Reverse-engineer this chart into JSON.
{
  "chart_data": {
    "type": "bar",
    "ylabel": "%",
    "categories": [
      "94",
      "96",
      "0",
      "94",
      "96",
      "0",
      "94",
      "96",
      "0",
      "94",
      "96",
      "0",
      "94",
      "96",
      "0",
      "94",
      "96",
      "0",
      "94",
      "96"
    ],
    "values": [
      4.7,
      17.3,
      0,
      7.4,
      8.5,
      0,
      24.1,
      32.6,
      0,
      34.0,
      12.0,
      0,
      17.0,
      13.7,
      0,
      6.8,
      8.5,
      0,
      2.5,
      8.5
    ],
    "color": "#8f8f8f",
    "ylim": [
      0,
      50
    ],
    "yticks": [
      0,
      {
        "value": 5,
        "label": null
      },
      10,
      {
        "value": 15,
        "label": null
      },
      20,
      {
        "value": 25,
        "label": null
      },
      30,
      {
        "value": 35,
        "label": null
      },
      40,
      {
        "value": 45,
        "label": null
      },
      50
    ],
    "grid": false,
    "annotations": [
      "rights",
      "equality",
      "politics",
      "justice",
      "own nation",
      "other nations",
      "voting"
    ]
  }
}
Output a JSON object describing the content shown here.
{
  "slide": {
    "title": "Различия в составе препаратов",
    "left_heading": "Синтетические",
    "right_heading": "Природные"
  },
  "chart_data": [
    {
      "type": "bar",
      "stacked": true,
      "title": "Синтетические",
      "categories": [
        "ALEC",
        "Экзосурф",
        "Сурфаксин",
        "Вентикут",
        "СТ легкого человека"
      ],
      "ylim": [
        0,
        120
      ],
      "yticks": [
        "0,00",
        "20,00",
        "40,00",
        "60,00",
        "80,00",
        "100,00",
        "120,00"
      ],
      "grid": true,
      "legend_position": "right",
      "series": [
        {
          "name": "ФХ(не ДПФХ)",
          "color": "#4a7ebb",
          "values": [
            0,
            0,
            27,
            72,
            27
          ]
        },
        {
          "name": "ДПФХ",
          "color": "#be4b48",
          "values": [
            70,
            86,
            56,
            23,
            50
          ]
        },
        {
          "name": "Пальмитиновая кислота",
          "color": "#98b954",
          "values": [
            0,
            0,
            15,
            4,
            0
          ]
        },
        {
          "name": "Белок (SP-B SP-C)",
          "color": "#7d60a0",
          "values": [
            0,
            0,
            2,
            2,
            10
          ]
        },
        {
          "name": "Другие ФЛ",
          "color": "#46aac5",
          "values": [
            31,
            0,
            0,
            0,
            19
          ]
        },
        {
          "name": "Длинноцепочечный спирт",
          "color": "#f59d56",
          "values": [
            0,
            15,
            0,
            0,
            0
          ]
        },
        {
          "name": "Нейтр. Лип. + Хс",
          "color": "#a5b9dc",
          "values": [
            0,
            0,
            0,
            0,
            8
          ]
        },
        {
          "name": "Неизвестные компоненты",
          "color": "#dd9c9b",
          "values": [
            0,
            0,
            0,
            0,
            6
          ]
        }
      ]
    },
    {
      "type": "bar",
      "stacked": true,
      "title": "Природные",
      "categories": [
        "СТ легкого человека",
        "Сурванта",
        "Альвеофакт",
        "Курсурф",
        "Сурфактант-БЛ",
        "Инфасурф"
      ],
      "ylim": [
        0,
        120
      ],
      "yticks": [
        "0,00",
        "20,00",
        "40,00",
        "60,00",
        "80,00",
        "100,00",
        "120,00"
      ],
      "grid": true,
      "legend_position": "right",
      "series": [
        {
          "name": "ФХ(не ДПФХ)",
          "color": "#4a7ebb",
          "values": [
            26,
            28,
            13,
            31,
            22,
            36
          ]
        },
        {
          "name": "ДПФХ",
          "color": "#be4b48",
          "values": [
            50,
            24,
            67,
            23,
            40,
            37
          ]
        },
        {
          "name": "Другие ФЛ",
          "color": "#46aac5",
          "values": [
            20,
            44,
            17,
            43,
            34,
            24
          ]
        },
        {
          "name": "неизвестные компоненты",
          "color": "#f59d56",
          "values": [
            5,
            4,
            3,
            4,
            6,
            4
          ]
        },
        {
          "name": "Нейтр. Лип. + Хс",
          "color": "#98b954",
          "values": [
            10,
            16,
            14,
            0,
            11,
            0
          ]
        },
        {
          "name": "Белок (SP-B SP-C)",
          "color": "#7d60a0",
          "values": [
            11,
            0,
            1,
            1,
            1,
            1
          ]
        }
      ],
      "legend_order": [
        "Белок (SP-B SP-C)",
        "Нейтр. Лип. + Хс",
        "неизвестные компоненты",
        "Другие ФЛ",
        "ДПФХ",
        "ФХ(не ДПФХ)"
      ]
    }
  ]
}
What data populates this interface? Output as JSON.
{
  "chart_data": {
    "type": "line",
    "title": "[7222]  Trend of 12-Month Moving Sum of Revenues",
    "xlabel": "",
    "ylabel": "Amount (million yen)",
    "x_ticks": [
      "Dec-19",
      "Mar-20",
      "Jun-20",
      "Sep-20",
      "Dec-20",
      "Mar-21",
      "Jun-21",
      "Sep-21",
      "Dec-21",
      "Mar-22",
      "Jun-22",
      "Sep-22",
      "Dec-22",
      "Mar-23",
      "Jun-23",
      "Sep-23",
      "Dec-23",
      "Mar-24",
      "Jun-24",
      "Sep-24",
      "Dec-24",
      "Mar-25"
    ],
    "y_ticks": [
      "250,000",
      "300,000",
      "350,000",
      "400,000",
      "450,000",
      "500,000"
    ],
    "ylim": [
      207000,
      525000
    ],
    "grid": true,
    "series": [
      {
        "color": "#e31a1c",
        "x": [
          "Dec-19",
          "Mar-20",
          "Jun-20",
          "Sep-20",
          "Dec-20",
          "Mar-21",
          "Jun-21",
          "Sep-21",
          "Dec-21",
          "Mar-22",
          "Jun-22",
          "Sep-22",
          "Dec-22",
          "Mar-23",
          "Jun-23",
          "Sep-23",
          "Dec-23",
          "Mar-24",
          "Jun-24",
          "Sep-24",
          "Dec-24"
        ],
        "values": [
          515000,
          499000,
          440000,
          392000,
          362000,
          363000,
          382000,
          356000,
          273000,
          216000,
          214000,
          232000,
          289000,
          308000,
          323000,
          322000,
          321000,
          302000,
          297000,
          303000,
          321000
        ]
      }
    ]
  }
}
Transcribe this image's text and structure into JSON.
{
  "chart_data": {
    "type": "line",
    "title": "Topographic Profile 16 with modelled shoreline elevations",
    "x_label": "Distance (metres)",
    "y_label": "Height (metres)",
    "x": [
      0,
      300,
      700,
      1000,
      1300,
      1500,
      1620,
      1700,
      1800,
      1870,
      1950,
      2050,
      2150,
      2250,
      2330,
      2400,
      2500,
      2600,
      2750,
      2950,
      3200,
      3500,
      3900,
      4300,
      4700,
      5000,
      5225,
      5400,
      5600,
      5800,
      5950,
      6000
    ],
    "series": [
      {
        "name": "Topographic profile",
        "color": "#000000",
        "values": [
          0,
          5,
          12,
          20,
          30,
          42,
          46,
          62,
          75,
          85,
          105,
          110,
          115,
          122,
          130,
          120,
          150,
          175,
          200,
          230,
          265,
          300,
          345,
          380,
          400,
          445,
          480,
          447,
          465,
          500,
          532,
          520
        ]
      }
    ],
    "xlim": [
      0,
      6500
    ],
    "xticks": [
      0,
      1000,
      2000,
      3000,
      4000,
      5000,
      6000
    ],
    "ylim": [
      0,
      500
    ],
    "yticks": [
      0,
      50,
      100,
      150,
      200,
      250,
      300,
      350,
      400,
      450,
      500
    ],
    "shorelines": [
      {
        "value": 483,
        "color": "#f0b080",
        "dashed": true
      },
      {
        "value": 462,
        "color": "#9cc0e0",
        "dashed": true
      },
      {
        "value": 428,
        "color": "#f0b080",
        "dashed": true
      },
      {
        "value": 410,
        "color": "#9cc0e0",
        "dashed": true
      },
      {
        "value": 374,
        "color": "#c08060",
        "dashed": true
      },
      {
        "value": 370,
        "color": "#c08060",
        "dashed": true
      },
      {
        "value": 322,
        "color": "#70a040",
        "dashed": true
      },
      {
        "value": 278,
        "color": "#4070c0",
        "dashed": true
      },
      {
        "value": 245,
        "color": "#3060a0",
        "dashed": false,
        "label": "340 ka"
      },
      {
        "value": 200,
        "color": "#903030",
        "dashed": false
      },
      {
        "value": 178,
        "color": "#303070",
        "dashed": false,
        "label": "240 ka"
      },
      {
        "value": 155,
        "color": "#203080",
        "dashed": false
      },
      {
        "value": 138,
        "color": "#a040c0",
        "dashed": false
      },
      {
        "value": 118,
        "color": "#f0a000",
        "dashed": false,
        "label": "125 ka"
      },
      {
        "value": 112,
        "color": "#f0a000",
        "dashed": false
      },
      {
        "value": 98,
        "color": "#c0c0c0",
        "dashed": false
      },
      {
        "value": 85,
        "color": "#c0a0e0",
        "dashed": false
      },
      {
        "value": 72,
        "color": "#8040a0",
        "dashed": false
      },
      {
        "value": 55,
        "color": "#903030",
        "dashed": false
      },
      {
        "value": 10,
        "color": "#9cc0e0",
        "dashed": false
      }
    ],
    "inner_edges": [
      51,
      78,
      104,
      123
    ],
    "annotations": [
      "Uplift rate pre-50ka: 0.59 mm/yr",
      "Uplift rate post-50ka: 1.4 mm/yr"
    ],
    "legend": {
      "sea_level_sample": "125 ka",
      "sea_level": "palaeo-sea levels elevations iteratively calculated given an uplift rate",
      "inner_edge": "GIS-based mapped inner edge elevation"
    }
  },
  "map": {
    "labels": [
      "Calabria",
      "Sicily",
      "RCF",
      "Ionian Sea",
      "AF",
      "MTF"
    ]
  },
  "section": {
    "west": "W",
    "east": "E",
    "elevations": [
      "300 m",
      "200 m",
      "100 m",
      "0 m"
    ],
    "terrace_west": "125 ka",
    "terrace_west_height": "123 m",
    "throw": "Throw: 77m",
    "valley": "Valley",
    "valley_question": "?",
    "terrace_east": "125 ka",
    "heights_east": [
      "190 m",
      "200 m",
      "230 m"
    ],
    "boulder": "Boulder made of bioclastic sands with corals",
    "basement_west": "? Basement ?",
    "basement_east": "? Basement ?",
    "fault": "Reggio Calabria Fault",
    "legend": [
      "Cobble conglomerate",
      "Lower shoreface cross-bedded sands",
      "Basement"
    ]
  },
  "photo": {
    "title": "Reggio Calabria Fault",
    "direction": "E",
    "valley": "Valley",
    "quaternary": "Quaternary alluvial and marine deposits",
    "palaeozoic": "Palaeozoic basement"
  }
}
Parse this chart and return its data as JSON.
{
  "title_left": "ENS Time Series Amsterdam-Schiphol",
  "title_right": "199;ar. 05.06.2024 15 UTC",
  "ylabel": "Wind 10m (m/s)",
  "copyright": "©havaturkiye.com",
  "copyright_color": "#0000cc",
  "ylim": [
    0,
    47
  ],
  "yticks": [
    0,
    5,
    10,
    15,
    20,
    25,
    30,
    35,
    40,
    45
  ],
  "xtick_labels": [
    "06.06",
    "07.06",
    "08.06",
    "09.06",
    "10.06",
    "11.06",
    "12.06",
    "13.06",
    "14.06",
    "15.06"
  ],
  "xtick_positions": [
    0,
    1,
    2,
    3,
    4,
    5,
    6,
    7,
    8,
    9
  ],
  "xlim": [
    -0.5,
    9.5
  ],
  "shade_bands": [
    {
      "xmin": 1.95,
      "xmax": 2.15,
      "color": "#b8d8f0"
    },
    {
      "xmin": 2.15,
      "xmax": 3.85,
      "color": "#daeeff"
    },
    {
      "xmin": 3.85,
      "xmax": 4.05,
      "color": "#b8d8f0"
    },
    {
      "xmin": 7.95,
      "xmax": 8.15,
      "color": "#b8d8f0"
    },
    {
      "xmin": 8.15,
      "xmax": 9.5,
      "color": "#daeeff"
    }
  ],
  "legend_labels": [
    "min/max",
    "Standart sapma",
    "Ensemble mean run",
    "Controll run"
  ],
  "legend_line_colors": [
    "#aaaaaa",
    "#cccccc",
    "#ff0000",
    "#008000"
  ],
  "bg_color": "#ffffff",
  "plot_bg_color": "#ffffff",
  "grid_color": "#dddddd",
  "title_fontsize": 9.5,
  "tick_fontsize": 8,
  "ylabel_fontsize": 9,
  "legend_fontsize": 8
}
================================
■ **OBJECTIVE**
Return every line containing "легкого".

■ **RESULT OF THIS EXERCISE**
        "СТ легкого человека"
        "СТ легкого человека",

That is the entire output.